>> Start DATASET EXTRACT

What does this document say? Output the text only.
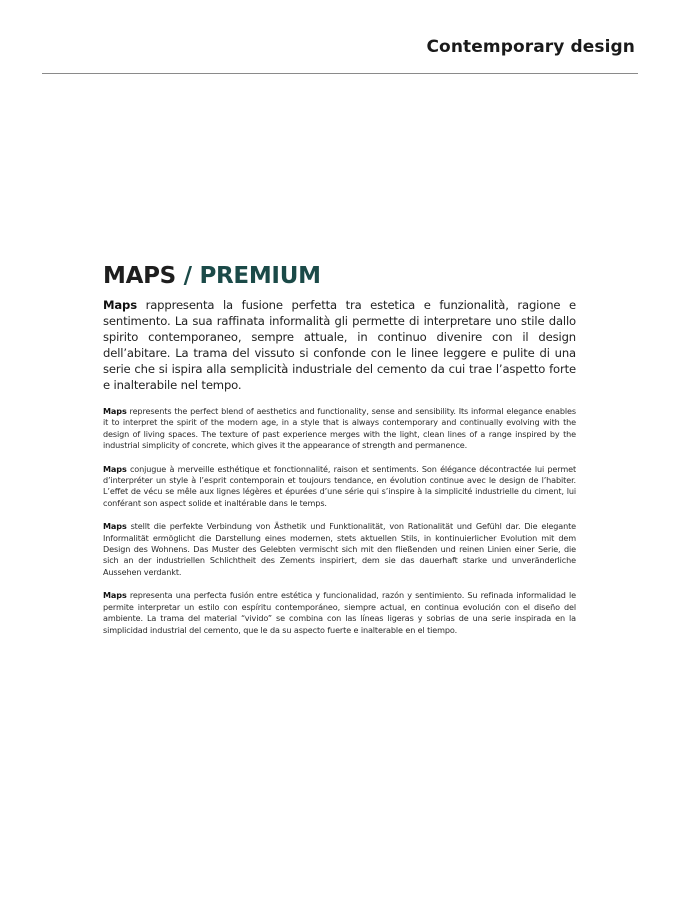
Contemporary design
MAPS / PREMIUM

Maps rappresenta la fusione perfetta tra estetica e funzionalità, ragione e sentimento. La sua raffinata informalità gli permette di interpretare uno stile dallo spirito contemporaneo, sempre attuale, in continuo divenire con il design dell’abitare. La trama del vissuto si confonde con le linee leggere e pulite di una serie che si ispira alla semplicità industriale del cemento da cui trae l’aspetto forte e inalterabile nel tempo.

Maps represents the perfect blend of aesthetics and functionality, sense and sensibility. Its informal elegance enables it to interpret the spirit of the modern age, in a style that is always contemporary and continually evolving with the design of living spaces. The texture of past experience merges with the light, clean lines of a range inspired by the industrial simplicity of concrete, which gives it the appearance of strength and permanence.

Maps conjugue à merveille esthétique et fonctionnalité, raison et sentiments. Son élégance décontractée lui permet d’interpréter un style à l’esprit contemporain et toujours tendance, en évolution continue avec le design de l’habiter. L’effet de vécu se mêle aux lignes légères et épurées d’une série qui s’inspire à la simplicité industrielle du ciment, lui conférant son aspect solide et inaltérable dans le temps.

Maps stellt die perfekte Verbindung von Ästhetik und Funktionalität, von Rationalität und Gefühl dar. Die elegante Informalität ermöglicht die Darstellung eines modernen, stets aktuellen Stils, in kontinuierlicher Evolution mit dem Design des Wohnens. Das Muster des Gelebten vermischt sich mit den fließenden und reinen Linien einer Serie, die sich an der industriellen Schlichtheit des Zements inspiriert, dem sie das dauerhaft starke und unveränderliche Aussehen verdankt.

Maps representa una perfecta fusión entre estética y funcionalidad, razón y sentimiento. Su refinada informalidad le permite interpretar un estilo con espíritu contemporáneo, siempre actual, en continua evolución con el diseño del ambiente. La trama del material “vivido” se combina con las líneas ligeras y sobrias de una serie inspirada en la simplicidad industrial del cemento, que le da su aspecto fuerte e inalterable en el tiempo.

>> End DATASET EXTRACT

WHAT IS EXPECTED
Gather each line that holds "cemento".

RESPONSE TO THIS TASK
Maps rappresenta la fusione perfetta tra estetica e funzionalità, ragione e sentimento. La sua raffinata informalità gli permette di interpretare uno stile dallo spirito contemporaneo, sempre attuale, in continuo divenire con il design dell’abitare. La trama del vissuto si confonde con le linee leggere e pulite di una serie che si ispira alla semplicità industriale del cemento da cui trae l’aspetto forte e inalterabile nel tempo.
Maps representa una perfecta fusión entre estética y funcionalidad, razón y sentimiento. Su refinada informalidad le permite interpretar un estilo con espíritu contemporáneo, siempre actual, en continua evolución con el diseño del ambiente. La trama del material “vivido” se combina con las líneas ligeras y sobrias de una serie inspirada en la simplicidad industrial del cemento, que le da su aspecto fuerte e inalterable en el tiempo.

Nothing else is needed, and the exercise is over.